- [WHAT YOU SHOULD DO]: Render the following material again verbatim, leaving nothing out.

- [INPUT FOR THIS TASK]:
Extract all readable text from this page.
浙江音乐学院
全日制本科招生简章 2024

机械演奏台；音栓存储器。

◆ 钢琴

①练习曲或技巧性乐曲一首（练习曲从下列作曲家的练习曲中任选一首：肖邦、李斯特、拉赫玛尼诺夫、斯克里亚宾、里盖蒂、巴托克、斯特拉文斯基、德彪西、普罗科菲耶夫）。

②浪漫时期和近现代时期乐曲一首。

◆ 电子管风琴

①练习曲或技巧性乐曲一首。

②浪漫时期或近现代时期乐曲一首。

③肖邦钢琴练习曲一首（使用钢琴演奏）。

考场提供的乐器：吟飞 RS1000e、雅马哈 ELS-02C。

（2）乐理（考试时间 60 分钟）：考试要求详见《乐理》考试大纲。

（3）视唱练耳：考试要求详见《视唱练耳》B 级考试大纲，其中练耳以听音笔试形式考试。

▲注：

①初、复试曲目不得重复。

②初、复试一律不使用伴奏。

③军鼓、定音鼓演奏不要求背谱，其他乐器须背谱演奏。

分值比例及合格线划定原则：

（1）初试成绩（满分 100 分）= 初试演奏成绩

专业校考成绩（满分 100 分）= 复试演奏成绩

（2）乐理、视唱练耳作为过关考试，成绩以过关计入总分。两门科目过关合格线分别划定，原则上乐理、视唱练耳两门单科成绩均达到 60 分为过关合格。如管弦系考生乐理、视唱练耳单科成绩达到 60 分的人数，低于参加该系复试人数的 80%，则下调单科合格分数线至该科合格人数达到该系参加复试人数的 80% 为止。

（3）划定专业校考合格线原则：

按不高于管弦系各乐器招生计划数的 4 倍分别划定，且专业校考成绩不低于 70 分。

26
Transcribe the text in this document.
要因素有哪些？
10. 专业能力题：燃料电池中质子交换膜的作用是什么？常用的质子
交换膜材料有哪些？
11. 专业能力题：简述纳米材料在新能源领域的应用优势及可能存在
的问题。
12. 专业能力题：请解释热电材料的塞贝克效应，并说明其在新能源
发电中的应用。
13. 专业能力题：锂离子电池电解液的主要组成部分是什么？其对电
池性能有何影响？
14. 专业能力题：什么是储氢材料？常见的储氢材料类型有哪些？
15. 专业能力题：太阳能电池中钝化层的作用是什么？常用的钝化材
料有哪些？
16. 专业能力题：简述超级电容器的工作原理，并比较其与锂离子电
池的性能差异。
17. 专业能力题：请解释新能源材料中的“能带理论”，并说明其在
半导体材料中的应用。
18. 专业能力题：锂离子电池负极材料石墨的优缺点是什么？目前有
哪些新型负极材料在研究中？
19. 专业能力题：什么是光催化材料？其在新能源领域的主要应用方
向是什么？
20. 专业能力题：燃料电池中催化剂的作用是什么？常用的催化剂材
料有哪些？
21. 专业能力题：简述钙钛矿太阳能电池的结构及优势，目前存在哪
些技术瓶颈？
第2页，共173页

- [TASK OUTPUT]:
Extract all readable text from this page.
浙江音乐学院
全日制本科招生简章 2024

机械演奏台；音栓存储器。

◆ 钢琴

①练习曲或技巧性乐曲一首（练习曲从下列作曲家的练习曲中任选一首：肖邦、李斯特、拉赫玛尼诺夫、斯克里亚宾、里盖蒂、巴托克、斯特拉文斯基、德彪西、普罗科菲耶夫）。

②浪漫时期和近现代时期乐曲一首。

◆ 电子管风琴

①练习曲或技巧性乐曲一首。

②浪漫时期或近现代时期乐曲一首。

③肖邦钢琴练习曲一首（使用钢琴演奏）。

考场提供的乐器：吟飞 RS1000e、雅马哈 ELS-02C。

（2）乐理（考试时间 60 分钟）：考试要求详见《乐理》考试大纲。

（3）视唱练耳：考试要求详见《视唱练耳》B 级考试大纲，其中练耳以听音笔试形式考试。

▲注：

①初、复试曲目不得重复。

②初、复试一律不使用伴奏。

③军鼓、定音鼓演奏不要求背谱，其他乐器须背谱演奏。

分值比例及合格线划定原则：

（1）初试成绩（满分 100 分）= 初试演奏成绩

专业校考成绩（满分 100 分）= 复试演奏成绩

（2）乐理、视唱练耳作为过关考试，成绩以过关计入总分。两门科目过关合格线分别划定，原则上乐理、视唱练耳两门单科成绩均达到 60 分为过关合格。如管弦系考生乐理、视唱练耳单科成绩达到 60 分的人数，低于参加该系复试人数的 80%，则下调单科合格分数线至该科合格人数达到该系参加复试人数的 80% 为止。

（3）划定专业校考合格线原则：

按不高于管弦系各乐器招生计划数的 4 倍分别划定，且专业校考成绩不低于 70 分。

26
Transcribe the text in this document.
要因素有哪些？
10. 专业能力题：燃料电池中质子交换膜的作用是什么？常用的质子
交换膜材料有哪些？
11. 专业能力题：简述纳米材料在新能源领域的应用优势及可能存在
的问题。
12. 专业能力题：请解释热电材料的塞贝克效应，并说明其在新能源
发电中的应用。
13. 专业能力题：锂离子电池电解液的主要组成部分是什么？其对电
池性能有何影响？
14. 专业能力题：什么是储氢材料？常见的储氢材料类型有哪些？
15. 专业能力题：太阳能电池中钝化层的作用是什么？常用的钝化材
料有哪些？
16. 专业能力题：简述超级电容器的工作原理，并比较其与锂离子电
池的性能差异。
17. 专业能力题：请解释新能源材料中的“能带理论”，并说明其在
半导体材料中的应用。
18. 专业能力题：锂离子电池负极材料石墨的优缺点是什么？目前有
哪些新型负极材料在研究中？
19. 专业能力题：什么是光催化材料？其在新能源领域的主要应用方
向是什么？
20. 专业能力题：燃料电池中催化剂的作用是什么？常用的催化剂材
料有哪些？
21. 专业能力题：简述钙钛矿太阳能电池的结构及优势，目前存在哪
些技术瓶颈？
第2页，共173页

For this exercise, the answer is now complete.